Extracted data entries:
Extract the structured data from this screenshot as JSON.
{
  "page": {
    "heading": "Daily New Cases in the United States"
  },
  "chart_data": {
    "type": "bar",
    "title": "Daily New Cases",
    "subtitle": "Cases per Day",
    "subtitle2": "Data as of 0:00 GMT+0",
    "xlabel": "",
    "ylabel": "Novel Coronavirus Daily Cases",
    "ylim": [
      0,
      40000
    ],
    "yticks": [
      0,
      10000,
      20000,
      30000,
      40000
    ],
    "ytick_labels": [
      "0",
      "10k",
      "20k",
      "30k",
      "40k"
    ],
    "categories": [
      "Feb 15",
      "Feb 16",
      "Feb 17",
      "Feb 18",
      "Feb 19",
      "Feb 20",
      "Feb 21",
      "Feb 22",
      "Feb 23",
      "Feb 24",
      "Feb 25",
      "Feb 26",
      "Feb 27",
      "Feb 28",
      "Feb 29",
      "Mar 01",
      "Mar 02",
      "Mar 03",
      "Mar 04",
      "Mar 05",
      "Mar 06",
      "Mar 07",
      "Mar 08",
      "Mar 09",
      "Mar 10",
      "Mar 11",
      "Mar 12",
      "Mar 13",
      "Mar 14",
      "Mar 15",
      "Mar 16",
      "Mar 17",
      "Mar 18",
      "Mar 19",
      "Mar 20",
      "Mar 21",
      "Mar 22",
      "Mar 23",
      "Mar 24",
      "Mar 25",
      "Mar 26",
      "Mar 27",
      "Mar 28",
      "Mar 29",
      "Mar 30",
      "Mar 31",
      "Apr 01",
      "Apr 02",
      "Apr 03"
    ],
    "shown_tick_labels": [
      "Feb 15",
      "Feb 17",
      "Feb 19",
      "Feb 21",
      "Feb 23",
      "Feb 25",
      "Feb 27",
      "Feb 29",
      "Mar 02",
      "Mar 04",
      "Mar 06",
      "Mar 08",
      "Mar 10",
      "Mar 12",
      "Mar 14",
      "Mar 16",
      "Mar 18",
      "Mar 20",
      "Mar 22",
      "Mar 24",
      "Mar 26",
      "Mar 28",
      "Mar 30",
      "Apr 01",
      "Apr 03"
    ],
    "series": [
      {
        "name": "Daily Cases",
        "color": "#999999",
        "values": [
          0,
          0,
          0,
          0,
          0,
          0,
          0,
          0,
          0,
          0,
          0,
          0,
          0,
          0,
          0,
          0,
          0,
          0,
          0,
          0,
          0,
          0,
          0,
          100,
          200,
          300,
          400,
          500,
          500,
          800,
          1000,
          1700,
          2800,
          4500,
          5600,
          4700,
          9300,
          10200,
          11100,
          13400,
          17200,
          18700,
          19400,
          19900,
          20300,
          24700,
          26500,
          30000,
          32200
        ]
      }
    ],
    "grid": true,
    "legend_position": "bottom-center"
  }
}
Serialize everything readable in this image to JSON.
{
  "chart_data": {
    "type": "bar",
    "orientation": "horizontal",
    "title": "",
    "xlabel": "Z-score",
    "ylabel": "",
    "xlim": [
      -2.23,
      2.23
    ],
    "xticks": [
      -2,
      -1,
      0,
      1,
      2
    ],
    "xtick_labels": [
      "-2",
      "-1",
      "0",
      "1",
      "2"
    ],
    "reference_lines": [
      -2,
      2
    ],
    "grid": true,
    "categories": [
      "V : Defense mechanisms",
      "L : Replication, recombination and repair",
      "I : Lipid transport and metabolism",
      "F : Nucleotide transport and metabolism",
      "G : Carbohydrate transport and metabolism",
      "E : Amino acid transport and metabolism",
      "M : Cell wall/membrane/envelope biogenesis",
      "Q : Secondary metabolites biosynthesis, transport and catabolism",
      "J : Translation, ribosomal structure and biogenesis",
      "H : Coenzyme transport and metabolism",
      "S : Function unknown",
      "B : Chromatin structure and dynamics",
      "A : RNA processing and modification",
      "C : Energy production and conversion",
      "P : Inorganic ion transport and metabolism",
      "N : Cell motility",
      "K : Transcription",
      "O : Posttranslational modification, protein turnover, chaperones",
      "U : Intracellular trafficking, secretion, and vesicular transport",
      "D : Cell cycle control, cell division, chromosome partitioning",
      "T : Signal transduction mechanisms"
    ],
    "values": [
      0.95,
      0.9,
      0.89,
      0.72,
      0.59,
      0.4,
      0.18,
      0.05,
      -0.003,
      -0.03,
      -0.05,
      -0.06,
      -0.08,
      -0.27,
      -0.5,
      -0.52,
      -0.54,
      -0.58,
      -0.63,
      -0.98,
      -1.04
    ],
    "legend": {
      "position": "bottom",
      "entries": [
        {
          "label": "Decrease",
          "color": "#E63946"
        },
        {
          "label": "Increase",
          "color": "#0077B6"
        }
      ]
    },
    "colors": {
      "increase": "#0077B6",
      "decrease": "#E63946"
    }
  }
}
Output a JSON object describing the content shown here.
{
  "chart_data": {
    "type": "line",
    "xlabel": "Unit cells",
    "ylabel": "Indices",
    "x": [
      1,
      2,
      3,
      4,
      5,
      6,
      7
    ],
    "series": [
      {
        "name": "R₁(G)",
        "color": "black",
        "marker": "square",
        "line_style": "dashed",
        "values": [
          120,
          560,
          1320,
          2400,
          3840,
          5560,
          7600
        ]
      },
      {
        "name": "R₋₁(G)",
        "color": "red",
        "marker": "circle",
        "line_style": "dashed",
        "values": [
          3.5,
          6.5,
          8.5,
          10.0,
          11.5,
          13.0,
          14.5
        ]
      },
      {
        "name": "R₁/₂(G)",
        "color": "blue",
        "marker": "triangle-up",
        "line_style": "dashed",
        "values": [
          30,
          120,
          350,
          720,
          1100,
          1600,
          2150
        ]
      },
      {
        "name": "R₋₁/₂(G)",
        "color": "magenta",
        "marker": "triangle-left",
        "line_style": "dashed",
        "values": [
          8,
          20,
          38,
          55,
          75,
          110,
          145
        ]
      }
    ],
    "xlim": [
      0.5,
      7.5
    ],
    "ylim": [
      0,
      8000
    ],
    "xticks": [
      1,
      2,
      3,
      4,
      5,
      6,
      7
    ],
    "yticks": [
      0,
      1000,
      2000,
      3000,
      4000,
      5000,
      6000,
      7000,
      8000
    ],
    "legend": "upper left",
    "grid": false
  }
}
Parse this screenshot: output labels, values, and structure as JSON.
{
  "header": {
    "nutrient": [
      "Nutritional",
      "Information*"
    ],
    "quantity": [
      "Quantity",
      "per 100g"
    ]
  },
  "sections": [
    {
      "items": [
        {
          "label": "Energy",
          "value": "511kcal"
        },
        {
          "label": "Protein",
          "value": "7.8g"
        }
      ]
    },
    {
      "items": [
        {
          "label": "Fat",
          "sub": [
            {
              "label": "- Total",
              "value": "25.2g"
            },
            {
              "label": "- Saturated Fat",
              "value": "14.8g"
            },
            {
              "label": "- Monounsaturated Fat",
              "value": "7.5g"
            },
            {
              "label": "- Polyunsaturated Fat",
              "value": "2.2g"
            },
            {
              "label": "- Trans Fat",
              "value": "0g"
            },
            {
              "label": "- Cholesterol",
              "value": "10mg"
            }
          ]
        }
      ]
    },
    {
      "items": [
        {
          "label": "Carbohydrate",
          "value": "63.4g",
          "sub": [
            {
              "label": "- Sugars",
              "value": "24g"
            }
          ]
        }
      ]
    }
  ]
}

**Your objective:**
Your answer should be the records above, set down exactly.

**Answer to this problem:**
Extract the structured data from this screenshot as JSON.
{
  "page": {
    "heading": "Daily New Cases in the United States"
  },
  "chart_data": {
    "type": "bar",
    "title": "Daily New Cases",
    "subtitle": "Cases per Day",
    "subtitle2": "Data as of 0:00 GMT+0",
    "xlabel": "",
    "ylabel": "Novel Coronavirus Daily Cases",
    "ylim": [
      0,
      40000
    ],
    "yticks": [
      0,
      10000,
      20000,
      30000,
      40000
    ],
    "ytick_labels": [
      "0",
      "10k",
      "20k",
      "30k",
      "40k"
    ],
    "categories": [
      "Feb 15",
      "Feb 16",
      "Feb 17",
      "Feb 18",
      "Feb 19",
      "Feb 20",
      "Feb 21",
      "Feb 22",
      "Feb 23",
      "Feb 24",
      "Feb 25",
      "Feb 26",
      "Feb 27",
      "Feb 28",
      "Feb 29",
      "Mar 01",
      "Mar 02",
      "Mar 03",
      "Mar 04",
      "Mar 05",
      "Mar 06",
      "Mar 07",
      "Mar 08",
      "Mar 09",
      "Mar 10",
      "Mar 11",
      "Mar 12",
      "Mar 13",
      "Mar 14",
      "Mar 15",
      "Mar 16",
      "Mar 17",
      "Mar 18",
      "Mar 19",
      "Mar 20",
      "Mar 21",
      "Mar 22",
      "Mar 23",
      "Mar 24",
      "Mar 25",
      "Mar 26",
      "Mar 27",
      "Mar 28",
      "Mar 29",
      "Mar 30",
      "Mar 31",
      "Apr 01",
      "Apr 02",
      "Apr 03"
    ],
    "shown_tick_labels": [
      "Feb 15",
      "Feb 17",
      "Feb 19",
      "Feb 21",
      "Feb 23",
      "Feb 25",
      "Feb 27",
      "Feb 29",
      "Mar 02",
      "Mar 04",
      "Mar 06",
      "Mar 08",
      "Mar 10",
      "Mar 12",
      "Mar 14",
      "Mar 16",
      "Mar 18",
      "Mar 20",
      "Mar 22",
      "Mar 24",
      "Mar 26",
      "Mar 28",
      "Mar 30",
      "Apr 01",
      "Apr 03"
    ],
    "series": [
      {
        "name": "Daily Cases",
        "color": "#999999",
        "values": [
          0,
          0,
          0,
          0,
          0,
          0,
          0,
          0,
          0,
          0,
          0,
          0,
          0,
          0,
          0,
          0,
          0,
          0,
          0,
          0,
          0,
          0,
          0,
          100,
          200,
          300,
          400,
          500,
          500,
          800,
          1000,
          1700,
          2800,
          4500,
          5600,
          4700,
          9300,
          10200,
          11100,
          13400,
          17200,
          18700,
          19400,
          19900,
          20300,
          24700,
          26500,
          30000,
          32200
        ]
      }
    ],
    "grid": true,
    "legend_position": "bottom-center"
  }
}
Serialize everything readable in this image to JSON.
{
  "chart_data": {
    "type": "bar",
    "orientation": "horizontal",
    "title": "",
    "xlabel": "Z-score",
    "ylabel": "",
    "xlim": [
      -2.23,
      2.23
    ],
    "xticks": [
      -2,
      -1,
      0,
      1,
      2
    ],
    "xtick_labels": [
      "-2",
      "-1",
      "0",
      "1",
      "2"
    ],
    "reference_lines": [
      -2,
      2
    ],
    "grid": true,
    "categories": [
      "V : Defense mechanisms",
      "L : Replication, recombination and repair",
      "I : Lipid transport and metabolism",
      "F : Nucleotide transport and metabolism",
      "G : Carbohydrate transport and metabolism",
      "E : Amino acid transport and metabolism",
      "M : Cell wall/membrane/envelope biogenesis",
      "Q : Secondary metabolites biosynthesis, transport and catabolism",
      "J : Translation, ribosomal structure and biogenesis",
      "H : Coenzyme transport and metabolism",
      "S : Function unknown",
      "B : Chromatin structure and dynamics",
      "A : RNA processing and modification",
      "C : Energy production and conversion",
      "P : Inorganic ion transport and metabolism",
      "N : Cell motility",
      "K : Transcription",
      "O : Posttranslational modification, protein turnover, chaperones",
      "U : Intracellular trafficking, secretion, and vesicular transport",
      "D : Cell cycle control, cell division, chromosome partitioning",
      "T : Signal transduction mechanisms"
    ],
    "values": [
      0.95,
      0.9,
      0.89,
      0.72,
      0.59,
      0.4,
      0.18,
      0.05,
      -0.003,
      -0.03,
      -0.05,
      -0.06,
      -0.08,
      -0.27,
      -0.5,
      -0.52,
      -0.54,
      -0.58,
      -0.63,
      -0.98,
      -1.04
    ],
    "legend": {
      "position": "bottom",
      "entries": [
        {
          "label": "Decrease",
          "color": "#E63946"
        },
        {
          "label": "Increase",
          "color": "#0077B6"
        }
      ]
    },
    "colors": {
      "increase": "#0077B6",
      "decrease": "#E63946"
    }
  }
}
Output a JSON object describing the content shown here.
{
  "chart_data": {
    "type": "line",
    "xlabel": "Unit cells",
    "ylabel": "Indices",
    "x": [
      1,
      2,
      3,
      4,
      5,
      6,
      7
    ],
    "series": [
      {
        "name": "R₁(G)",
        "color": "black",
        "marker": "square",
        "line_style": "dashed",
        "values": [
          120,
          560,
          1320,
          2400,
          3840,
          5560,
          7600
        ]
      },
      {
        "name": "R₋₁(G)",
        "color": "red",
        "marker": "circle",
        "line_style": "dashed",
        "values": [
          3.5,
          6.5,
          8.5,
          10.0,
          11.5,
          13.0,
          14.5
        ]
      },
      {
        "name": "R₁/₂(G)",
        "color": "blue",
        "marker": "triangle-up",
        "line_style": "dashed",
        "values": [
          30,
          120,
          350,
          720,
          1100,
          1600,
          2150
        ]
      },
      {
        "name": "R₋₁/₂(G)",
        "color": "magenta",
        "marker": "triangle-left",
        "line_style": "dashed",
        "values": [
          8,
          20,
          38,
          55,
          75,
          110,
          145
        ]
      }
    ],
    "xlim": [
      0.5,
      7.5
    ],
    "ylim": [
      0,
      8000
    ],
    "xticks": [
      1,
      2,
      3,
      4,
      5,
      6,
      7
    ],
    "yticks": [
      0,
      1000,
      2000,
      3000,
      4000,
      5000,
      6000,
      7000,
      8000
    ],
    "legend": "upper left",
    "grid": false
  }
}
Parse this screenshot: output labels, values, and structure as JSON.
{
  "header": {
    "nutrient": [
      "Nutritional",
      "Information*"
    ],
    "quantity": [
      "Quantity",
      "per 100g"
    ]
  },
  "sections": [
    {
      "items": [
        {
          "label": "Energy",
          "value": "511kcal"
        },
        {
          "label": "Protein",
          "value": "7.8g"
        }
      ]
    },
    {
      "items": [
        {
          "label": "Fat",
          "sub": [
            {
              "label": "- Total",
              "value": "25.2g"
            },
            {
              "label": "- Saturated Fat",
              "value": "14.8g"
            },
            {
              "label": "- Monounsaturated Fat",
              "value": "7.5g"
            },
            {
              "label": "- Polyunsaturated Fat",
              "value": "2.2g"
            },
            {
              "label": "- Trans Fat",
              "value": "0g"
            },
            {
              "label": "- Cholesterol",
              "value": "10mg"
            }
          ]
        }
      ]
    },
    {
      "items": [
        {
          "label": "Carbohydrate",
          "value": "63.4g",
          "sub": [
            {
              "label": "- Sugars",
              "value": "24g"
            }
          ]
        }
      ]
    }
  ]
}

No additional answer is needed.